= Work instructions =
Single out the lines of the material that contain "title" and copy them.

= Raw records =
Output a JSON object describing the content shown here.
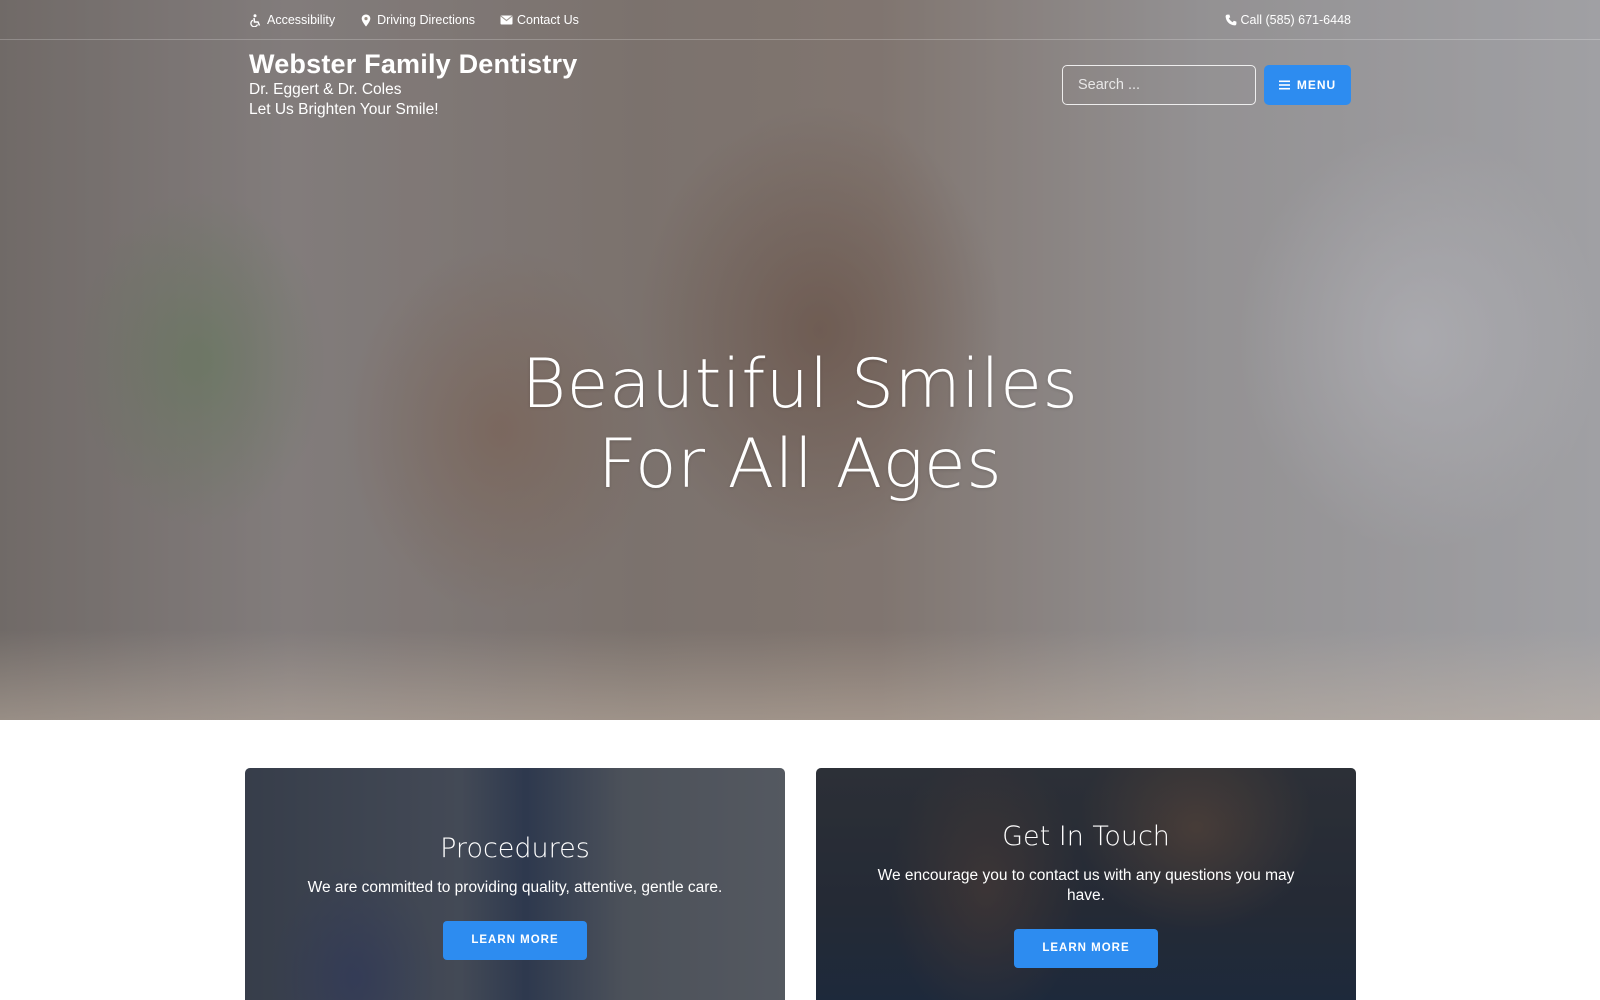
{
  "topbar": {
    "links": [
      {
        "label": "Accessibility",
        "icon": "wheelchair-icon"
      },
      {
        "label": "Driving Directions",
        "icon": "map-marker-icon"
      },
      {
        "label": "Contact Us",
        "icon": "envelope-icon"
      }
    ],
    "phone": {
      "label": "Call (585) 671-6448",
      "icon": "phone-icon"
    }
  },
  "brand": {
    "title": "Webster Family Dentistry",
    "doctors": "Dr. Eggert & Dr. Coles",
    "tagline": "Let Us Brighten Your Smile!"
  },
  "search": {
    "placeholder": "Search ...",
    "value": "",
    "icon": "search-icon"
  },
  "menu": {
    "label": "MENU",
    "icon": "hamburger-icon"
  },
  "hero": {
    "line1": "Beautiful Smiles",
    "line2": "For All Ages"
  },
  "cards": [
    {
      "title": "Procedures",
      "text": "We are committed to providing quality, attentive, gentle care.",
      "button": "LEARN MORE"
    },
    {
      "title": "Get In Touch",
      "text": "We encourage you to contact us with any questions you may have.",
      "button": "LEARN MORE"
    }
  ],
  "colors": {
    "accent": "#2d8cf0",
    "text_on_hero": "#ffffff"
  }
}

= Full answer =
    "title": "Webster Family Dentistry",
      "title": "Procedures",
      "title": "Get In Touch",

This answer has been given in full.